# [PROBLEM DESCRIPTION]
Extract each line bearing the word "करणस".

# [DATASET]
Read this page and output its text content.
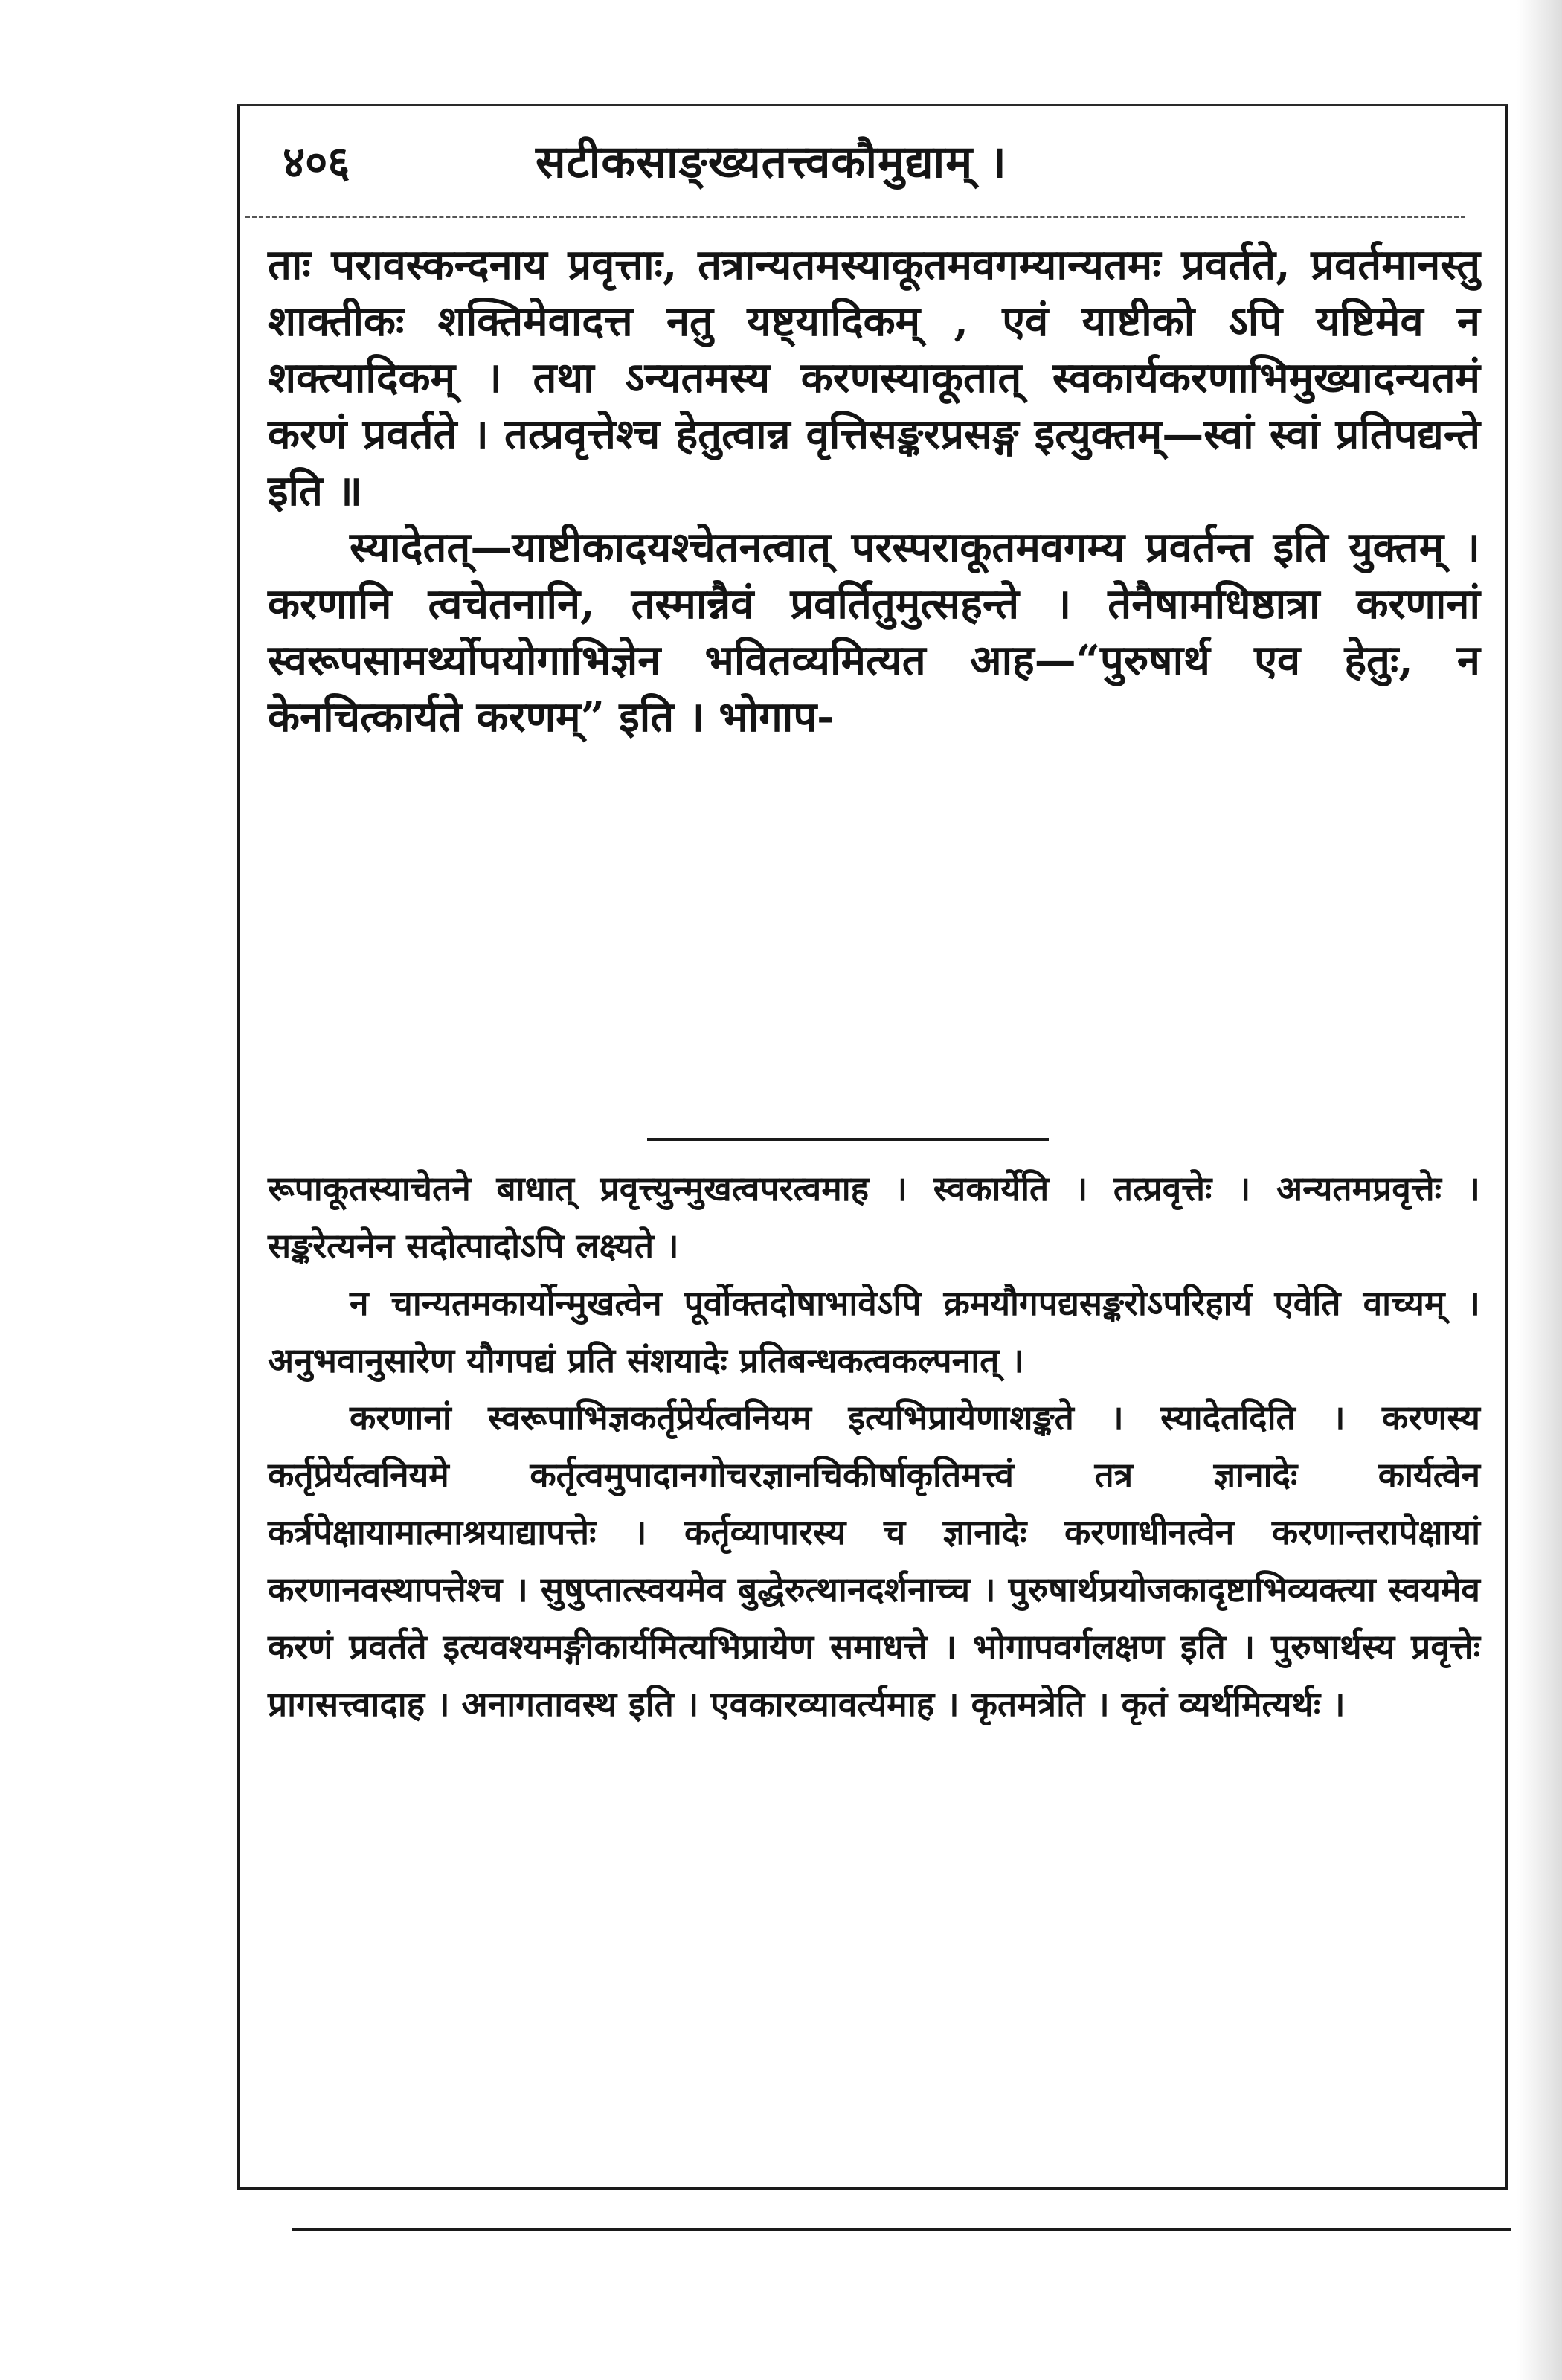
४०६	सटीकसाङ्ख्यतत्त्वकौमुद्याम् ।

ताः परावस्कन्दनाय प्रवृत्ताः, तत्रान्यतमस्याकूतमवगम्यान्यतमः प्रवर्तते, प्रवर्तमानस्तु शाक्तीकः शक्तिमेवादत्त नतु यष्ट्यादिकम् , एवं याष्टीको ऽपि यष्टिमेव न शक्त्यादिकम् । तथा ऽन्यतमस्य करणस्याकूतात् स्वकार्यकरणाभिमुख्यादन्यतमं करणं प्रवर्तते । तत्प्रवृत्तेश्च हेतुत्वान्न वृत्तिसङ्करप्रसङ्ग इत्युक्तम्—स्वां स्वां प्रतिपद्यन्ते इति ॥

स्यादेतत्—याष्टीकादयश्चेतनत्वात् परस्पराकूतमवगम्य प्रवर्तन्त इति युक्तम् । करणानि त्वचेतनानि, तस्मान्नैवं प्रवर्तितुमुत्सहन्ते । तेनैषामधिष्ठात्रा करणानां स्वरूपसामर्थ्योपयोगाभिज्ञेन भवितव्यमित्यत आह—“पुरुषार्थ एव हेतुः, न केनचित्कार्यते करणम्” इति । भोगाप-

रूपाकूतस्याचेतने बाधात् प्रवृत्त्युन्मुखत्वपरत्वमाह । स्वकार्येति । तत्प्रवृत्तेः । अन्यतमप्रवृत्तेः । सङ्करेत्यनेन सदोत्पादोऽपि लक्ष्यते ।

न चान्यतमकार्योन्मुखत्वेन पूर्वोक्तदोषाभावेऽपि क्रमयौगपद्यसङ्करोऽपरिहार्य एवेति वाच्यम् । अनुभवानुसारेण यौगपद्यं प्रति संशयादेः प्रतिबन्धकत्वकल्पनात् ।

करणानां स्वरूपाभिज्ञकर्तृप्रेर्यत्वनियम इत्यभिप्रायेणाशङ्कते । स्यादेतदिति । करणस्य कर्तृप्रेर्यत्वनियमे कर्तृत्वमुपादानगोचरज्ञानचिकीर्षाकृतिमत्त्वं तत्र ज्ञानादेः कार्यत्वेन कर्त्रपेक्षायामात्माश्रयाद्यापत्तेः । कर्तृव्यापारस्य च ज्ञानादेः करणाधीनत्वेन करणान्तरापेक्षायां करणानवस्थापत्तेश्च । सुषुप्तात्स्वयमेव बुद्धेरुत्थानदर्शनाच्च । पुरुषार्थप्रयोजकादृष्टाभिव्यक्त्या स्वयमेव करणं प्रवर्तते इत्यवश्यमङ्गीकार्यमित्यभिप्रायेण समाधत्ते । भोगापवर्गलक्षण इति । पुरुषार्थस्य प्रवृत्तेः प्रागसत्त्वादाह । अनागतावस्थ इति । एवकारव्यावर्त्यमाह । कृतमत्रेति । कृतं व्यर्थमित्यर्थः ।
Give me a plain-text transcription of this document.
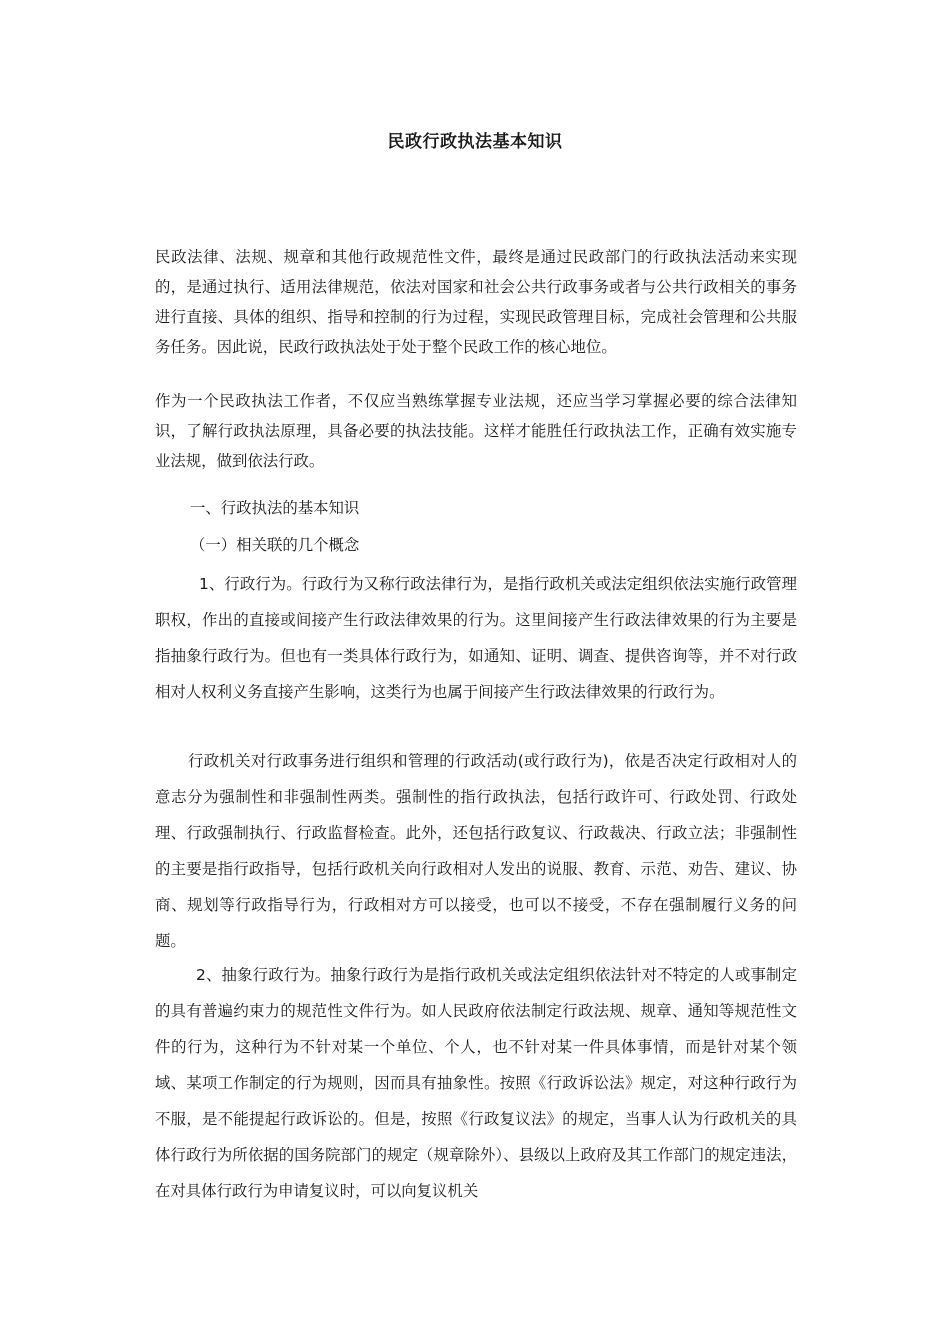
民政行政执法基本知识

民政法律、法规、规章和其他行政规范性文件，最终是通过民政部门的行政执法活动来实现的，是通过执行、适用法律规范，依法对国家和社会公共行政事务或者与公共行政相关的事务进行直接、具体的组织、指导和控制的行为过程，实现民政管理目标，完成社会管理和公共服务任务。因此说，民政行政执法处于处于整个民政工作的核心地位。

作为一个民政执法工作者，不仅应当熟练掌握专业法规，还应当学习掌握必要的综合法律知识，了解行政执法原理，具备必要的执法技能。这样才能胜任行政执法工作，正确有效实施专业法规，做到依法行政。

一、行政执法的基本知识

（一）相关联的几个概念

1、行政行为。行政行为又称行政法律行为，是指行政机关或法定组织依法实施行政管理职权，作出的直接或间接产生行政法律效果的行为。这里间接产生行政法律效果的行为主要是指抽象行政行为。但也有一类具体行政行为，如通知、证明、调查、提供咨询等，并不对行政相对人权利义务直接产生影响，这类行为也属于间接产生行政法律效果的行政行为。

行政机关对行政事务进行组织和管理的行政活动(或行政行为)，依是否决定行政相对人的意志分为强制性和非强制性两类。强制性的指行政执法，包括行政许可、行政处罚、行政处理、行政强制执行、行政监督检查。此外，还包括行政复议、行政裁决、行政立法；非强制性的主要是指行政指导，包括行政机关向行政相对人发出的说服、教育、示范、劝告、建议、协商、规划等行政指导行为，行政相对方可以接受，也可以不接受，不存在强制履行义务的问题。

2、抽象行政行为。抽象行政行为是指行政机关或法定组织依法针对不特定的人或事制定的具有普遍约束力的规范性文件行为。如人民政府依法制定行政法规、规章、通知等规范性文件的行为，这种行为不针对某一个单位、个人，也不针对某一件具体事情，而是针对某个领域、某项工作制定的行为规则，因而具有抽象性。按照《行政诉讼法》规定，对这种行政行为不服，是不能提起行政诉讼的。但是，按照《行政复议法》的规定，当事人认为行政机关的具体行政行为所依据的国务院部门的规定（规章除外）、县级以上政府及其工作部门的规定违法，在对具体行政行为申请复议时，可以向复议机关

# [EXERCISE RESULT]
ताः परावस्कन्दनाय प्रवृत्ताः, तत्रान्यतमस्याकूतमवगम्यान्यतमः प्रवर्तते, प्रवर्तमानस्तु शाक्तीकः शक्तिमेवादत्त नतु यष्ट्यादिकम् , एवं याष्टीको ऽपि यष्टिमेव न शक्त्यादिकम् । तथा ऽन्यतमस्य करणस्याकूतात् स्वकार्यकरणाभिमुख्यादन्यतमं करणं प्रवर्तते । तत्प्रवृत्तेश्च हेतुत्वान्न वृत्तिसङ्करप्रसङ्ग इत्युक्तम्—स्वां स्वां प्रतिपद्यन्ते इति ॥
करणानां स्वरूपाभिज्ञकर्तृप्रेर्यत्वनियम इत्यभिप्रायेणाशङ्कते । स्यादेतदिति । करणस्य कर्तृप्रेर्यत्वनियमे कर्तृत्वमुपादानगोचरज्ञानचिकीर्षाकृतिमत्त्वं तत्र ज्ञानादेः कार्यत्वेन कर्त्रपेक्षायामात्माश्रयाद्यापत्तेः । कर्तृव्यापारस्य च ज्ञानादेः करणाधीनत्वेन करणान्तरापेक्षायां करणानवस्थापत्तेश्च । सुषुप्तात्स्वयमेव बुद्धेरुत्थानदर्शनाच्च । पुरुषार्थप्रयोजकादृष्टाभिव्यक्त्या स्वयमेव करणं प्रवर्तते इत्यवश्यमङ्गीकार्यमित्यभिप्रायेण समाधत्ते । भोगापवर्गलक्षण इति । पुरुषार्थस्य प्रवृत्तेः प्रागसत्त्वादाह । अनागतावस्थ इति । एवकारव्यावर्त्यमाह । कृतमत्रेति । कृतं व्यर्थमित्यर्थः ।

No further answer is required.